**WHAT TO WORK ON:**
Say how many lines in the records include the string "заменяются", adding no other words.

**RECORD LIST:**
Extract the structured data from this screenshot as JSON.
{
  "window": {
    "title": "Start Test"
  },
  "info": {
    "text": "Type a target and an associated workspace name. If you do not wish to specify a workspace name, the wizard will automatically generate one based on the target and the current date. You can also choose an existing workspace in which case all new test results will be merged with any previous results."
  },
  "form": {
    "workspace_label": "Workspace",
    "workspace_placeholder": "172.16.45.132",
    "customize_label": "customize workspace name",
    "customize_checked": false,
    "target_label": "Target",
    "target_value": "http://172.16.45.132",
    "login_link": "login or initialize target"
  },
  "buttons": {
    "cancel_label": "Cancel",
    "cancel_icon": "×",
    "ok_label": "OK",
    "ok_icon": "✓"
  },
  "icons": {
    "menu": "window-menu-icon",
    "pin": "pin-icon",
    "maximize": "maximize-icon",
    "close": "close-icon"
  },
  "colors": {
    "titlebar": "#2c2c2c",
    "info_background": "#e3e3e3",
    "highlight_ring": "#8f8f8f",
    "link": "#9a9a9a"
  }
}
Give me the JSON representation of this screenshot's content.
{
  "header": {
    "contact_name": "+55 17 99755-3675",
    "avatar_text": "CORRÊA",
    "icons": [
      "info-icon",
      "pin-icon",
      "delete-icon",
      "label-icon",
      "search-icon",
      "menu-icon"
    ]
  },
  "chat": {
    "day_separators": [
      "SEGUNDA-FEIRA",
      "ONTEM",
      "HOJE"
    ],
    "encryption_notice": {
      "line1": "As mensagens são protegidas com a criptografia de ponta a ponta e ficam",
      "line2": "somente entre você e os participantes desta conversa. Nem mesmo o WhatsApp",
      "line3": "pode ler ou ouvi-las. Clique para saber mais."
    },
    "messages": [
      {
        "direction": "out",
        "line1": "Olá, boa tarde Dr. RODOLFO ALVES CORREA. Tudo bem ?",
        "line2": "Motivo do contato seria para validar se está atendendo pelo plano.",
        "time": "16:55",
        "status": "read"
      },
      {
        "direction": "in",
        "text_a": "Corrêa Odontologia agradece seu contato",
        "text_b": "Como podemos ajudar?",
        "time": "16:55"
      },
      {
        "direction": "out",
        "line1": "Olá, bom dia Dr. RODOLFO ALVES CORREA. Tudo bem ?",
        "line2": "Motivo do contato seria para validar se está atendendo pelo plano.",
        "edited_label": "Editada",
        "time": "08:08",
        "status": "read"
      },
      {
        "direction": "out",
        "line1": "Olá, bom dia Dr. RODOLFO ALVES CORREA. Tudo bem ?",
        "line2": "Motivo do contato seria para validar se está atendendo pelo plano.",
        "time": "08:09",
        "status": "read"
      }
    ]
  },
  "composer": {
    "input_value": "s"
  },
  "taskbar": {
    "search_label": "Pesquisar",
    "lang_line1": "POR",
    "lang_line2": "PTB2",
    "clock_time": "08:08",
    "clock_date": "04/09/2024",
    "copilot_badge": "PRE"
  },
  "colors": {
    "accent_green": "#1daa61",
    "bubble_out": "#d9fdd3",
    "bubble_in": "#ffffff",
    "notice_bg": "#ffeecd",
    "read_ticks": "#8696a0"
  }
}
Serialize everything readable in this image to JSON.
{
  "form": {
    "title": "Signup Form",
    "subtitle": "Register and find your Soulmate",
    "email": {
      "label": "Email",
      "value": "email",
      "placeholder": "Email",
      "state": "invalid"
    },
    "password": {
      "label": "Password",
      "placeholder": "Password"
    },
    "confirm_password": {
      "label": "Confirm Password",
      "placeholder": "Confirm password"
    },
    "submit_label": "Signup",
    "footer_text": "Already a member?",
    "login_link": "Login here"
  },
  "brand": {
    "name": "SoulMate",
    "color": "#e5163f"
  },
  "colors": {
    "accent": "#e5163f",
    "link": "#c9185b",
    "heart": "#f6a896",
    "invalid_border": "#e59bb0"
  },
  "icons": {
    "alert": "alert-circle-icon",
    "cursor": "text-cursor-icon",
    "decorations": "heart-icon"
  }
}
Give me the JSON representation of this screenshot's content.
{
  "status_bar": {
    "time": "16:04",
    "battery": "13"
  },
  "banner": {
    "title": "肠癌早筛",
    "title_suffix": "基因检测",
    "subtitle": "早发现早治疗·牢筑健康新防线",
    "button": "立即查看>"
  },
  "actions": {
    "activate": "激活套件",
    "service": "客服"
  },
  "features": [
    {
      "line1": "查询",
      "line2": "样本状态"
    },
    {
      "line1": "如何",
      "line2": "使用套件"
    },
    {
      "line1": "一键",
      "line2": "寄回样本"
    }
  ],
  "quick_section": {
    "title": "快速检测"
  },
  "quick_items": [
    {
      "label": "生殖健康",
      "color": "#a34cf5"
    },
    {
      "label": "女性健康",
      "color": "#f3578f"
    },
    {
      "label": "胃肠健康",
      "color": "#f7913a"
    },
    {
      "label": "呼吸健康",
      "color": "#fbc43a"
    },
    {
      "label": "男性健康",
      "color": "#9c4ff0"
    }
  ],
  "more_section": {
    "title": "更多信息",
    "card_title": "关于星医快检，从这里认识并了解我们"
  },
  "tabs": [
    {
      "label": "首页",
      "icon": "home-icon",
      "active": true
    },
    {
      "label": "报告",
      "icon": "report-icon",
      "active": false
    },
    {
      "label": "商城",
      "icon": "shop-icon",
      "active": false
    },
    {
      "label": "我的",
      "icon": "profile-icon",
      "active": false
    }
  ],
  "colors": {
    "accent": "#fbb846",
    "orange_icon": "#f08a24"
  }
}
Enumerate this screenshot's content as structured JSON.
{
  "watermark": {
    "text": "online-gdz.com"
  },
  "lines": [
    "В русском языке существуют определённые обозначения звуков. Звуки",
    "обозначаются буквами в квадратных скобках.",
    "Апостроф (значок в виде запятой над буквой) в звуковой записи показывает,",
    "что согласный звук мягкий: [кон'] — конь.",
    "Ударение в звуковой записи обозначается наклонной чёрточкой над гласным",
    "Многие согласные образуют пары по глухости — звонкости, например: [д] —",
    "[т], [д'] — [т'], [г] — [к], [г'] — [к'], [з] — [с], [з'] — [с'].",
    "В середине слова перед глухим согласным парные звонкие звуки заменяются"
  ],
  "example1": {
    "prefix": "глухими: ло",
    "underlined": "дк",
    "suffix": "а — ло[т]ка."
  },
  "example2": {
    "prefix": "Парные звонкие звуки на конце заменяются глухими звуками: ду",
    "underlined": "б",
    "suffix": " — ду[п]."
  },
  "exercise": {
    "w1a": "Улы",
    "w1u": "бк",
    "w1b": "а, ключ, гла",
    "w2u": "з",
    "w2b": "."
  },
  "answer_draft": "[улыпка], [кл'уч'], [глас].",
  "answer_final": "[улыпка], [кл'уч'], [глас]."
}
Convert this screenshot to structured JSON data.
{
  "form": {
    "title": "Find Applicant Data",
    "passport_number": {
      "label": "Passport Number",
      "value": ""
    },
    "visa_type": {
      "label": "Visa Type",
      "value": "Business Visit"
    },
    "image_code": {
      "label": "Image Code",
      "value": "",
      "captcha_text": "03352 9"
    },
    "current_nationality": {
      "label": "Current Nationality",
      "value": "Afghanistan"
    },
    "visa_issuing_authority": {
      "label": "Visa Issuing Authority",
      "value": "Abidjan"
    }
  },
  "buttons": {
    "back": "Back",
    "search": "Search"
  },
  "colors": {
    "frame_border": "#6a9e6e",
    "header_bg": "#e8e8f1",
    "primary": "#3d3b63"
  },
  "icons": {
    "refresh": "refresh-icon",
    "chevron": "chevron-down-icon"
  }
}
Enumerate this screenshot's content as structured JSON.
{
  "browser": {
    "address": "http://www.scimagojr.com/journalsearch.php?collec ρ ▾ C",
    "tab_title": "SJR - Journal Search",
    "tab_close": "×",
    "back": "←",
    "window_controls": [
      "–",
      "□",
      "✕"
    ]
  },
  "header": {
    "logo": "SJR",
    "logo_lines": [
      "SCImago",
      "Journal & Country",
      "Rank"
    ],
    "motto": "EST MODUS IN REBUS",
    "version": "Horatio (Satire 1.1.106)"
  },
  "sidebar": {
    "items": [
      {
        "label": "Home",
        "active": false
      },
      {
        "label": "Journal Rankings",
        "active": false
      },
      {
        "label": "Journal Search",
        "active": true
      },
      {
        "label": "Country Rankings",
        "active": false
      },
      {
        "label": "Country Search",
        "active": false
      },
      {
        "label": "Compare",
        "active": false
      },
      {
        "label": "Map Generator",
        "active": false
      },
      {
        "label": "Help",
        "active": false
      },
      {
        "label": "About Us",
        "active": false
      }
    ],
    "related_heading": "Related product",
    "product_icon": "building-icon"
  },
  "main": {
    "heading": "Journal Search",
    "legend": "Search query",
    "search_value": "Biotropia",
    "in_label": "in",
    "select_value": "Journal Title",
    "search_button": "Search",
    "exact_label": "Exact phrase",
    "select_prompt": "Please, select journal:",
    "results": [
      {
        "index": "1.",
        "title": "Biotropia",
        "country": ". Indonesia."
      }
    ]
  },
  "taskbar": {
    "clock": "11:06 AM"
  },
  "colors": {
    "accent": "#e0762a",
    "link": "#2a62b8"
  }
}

**ANSWER TO THIS TASK:**
2